(Collected data)
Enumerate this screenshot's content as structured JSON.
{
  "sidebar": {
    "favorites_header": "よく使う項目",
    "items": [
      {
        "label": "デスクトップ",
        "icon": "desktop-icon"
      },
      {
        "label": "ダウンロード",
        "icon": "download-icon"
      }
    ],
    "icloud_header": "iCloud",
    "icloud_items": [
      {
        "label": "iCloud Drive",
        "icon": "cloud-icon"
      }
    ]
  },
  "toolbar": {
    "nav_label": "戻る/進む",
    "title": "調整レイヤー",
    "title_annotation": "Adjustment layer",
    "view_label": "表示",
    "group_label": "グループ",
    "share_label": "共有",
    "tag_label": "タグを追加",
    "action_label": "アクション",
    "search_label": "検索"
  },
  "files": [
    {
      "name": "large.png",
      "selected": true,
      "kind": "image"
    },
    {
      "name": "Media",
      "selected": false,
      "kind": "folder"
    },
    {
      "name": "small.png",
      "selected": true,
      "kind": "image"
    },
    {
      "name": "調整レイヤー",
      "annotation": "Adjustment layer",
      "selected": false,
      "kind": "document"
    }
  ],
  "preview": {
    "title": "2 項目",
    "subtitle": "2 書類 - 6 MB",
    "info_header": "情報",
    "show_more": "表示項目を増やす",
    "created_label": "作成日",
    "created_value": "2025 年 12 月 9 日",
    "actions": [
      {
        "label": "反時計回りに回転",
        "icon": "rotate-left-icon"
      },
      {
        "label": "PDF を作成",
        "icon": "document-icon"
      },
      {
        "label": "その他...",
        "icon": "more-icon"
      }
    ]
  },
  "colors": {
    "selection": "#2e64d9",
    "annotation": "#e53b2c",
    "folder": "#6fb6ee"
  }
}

---

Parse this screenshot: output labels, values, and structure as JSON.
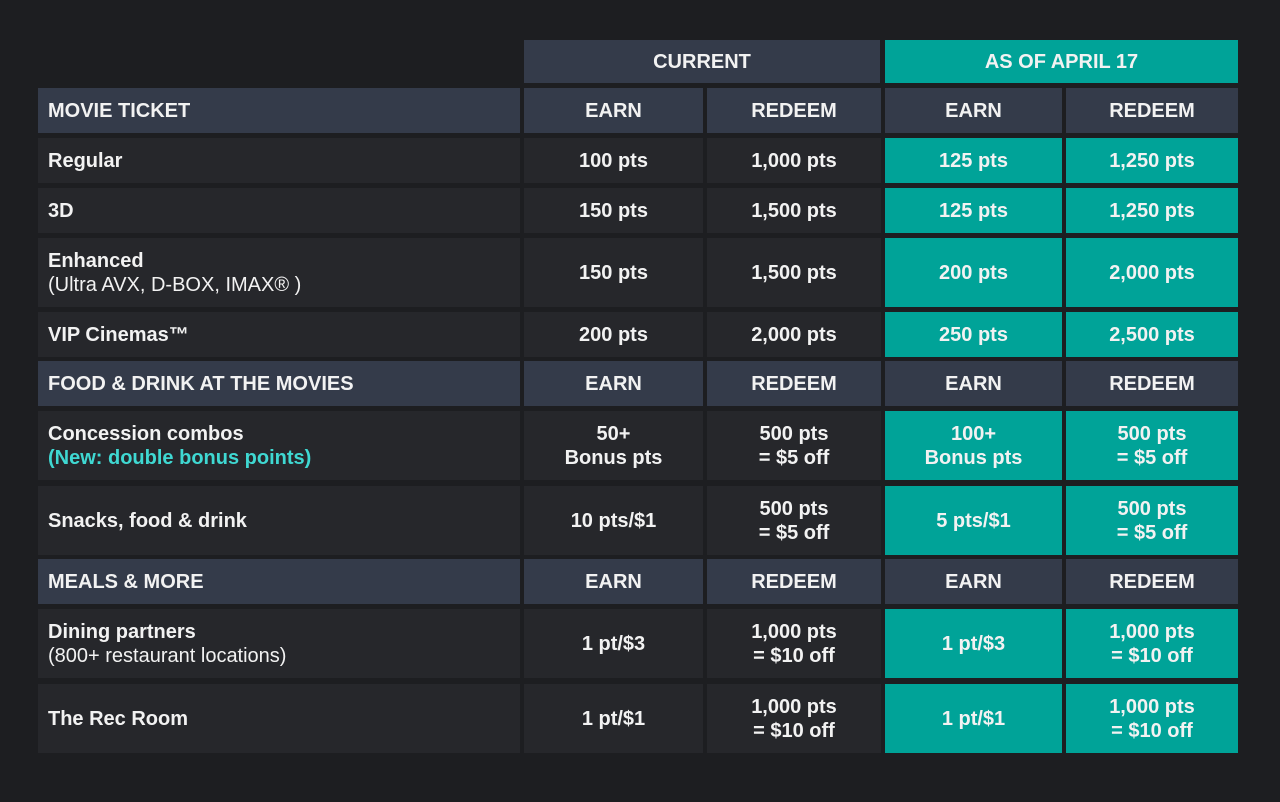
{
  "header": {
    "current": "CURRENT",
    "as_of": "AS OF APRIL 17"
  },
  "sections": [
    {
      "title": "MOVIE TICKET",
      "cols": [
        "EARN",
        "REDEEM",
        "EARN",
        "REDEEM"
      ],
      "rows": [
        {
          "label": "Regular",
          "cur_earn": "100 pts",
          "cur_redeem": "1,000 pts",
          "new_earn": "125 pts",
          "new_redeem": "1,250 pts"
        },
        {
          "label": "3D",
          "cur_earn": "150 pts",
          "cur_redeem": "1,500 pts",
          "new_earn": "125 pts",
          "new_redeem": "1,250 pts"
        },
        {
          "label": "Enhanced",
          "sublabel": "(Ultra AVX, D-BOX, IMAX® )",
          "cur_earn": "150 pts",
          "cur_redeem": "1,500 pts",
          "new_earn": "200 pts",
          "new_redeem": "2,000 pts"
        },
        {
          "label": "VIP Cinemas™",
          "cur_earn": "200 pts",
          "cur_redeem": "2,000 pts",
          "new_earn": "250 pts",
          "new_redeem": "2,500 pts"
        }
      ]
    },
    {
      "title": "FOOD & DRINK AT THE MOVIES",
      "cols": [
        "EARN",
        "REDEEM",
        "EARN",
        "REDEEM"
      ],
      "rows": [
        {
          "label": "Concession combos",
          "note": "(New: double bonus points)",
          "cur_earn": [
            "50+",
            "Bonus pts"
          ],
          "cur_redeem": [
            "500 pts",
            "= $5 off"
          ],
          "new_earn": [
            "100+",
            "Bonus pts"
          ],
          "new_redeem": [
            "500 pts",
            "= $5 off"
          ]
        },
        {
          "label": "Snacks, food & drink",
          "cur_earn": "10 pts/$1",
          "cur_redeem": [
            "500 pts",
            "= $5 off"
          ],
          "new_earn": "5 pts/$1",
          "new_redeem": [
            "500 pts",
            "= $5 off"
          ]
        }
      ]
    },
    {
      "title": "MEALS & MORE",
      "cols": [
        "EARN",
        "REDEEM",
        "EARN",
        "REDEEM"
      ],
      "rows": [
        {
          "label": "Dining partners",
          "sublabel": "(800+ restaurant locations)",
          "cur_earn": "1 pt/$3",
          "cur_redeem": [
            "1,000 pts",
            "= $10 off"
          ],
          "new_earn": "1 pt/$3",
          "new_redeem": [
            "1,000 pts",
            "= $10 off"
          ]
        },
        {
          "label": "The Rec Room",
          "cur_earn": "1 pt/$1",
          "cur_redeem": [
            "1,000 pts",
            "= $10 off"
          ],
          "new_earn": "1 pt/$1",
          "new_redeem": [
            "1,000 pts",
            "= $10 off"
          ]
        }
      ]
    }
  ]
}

** The request **
Choose all lines containing the string "layer" and copy them out.

** Problem solution **
    "title_annotation": "Adjustment layer",
      "annotation": "Adjustment layer",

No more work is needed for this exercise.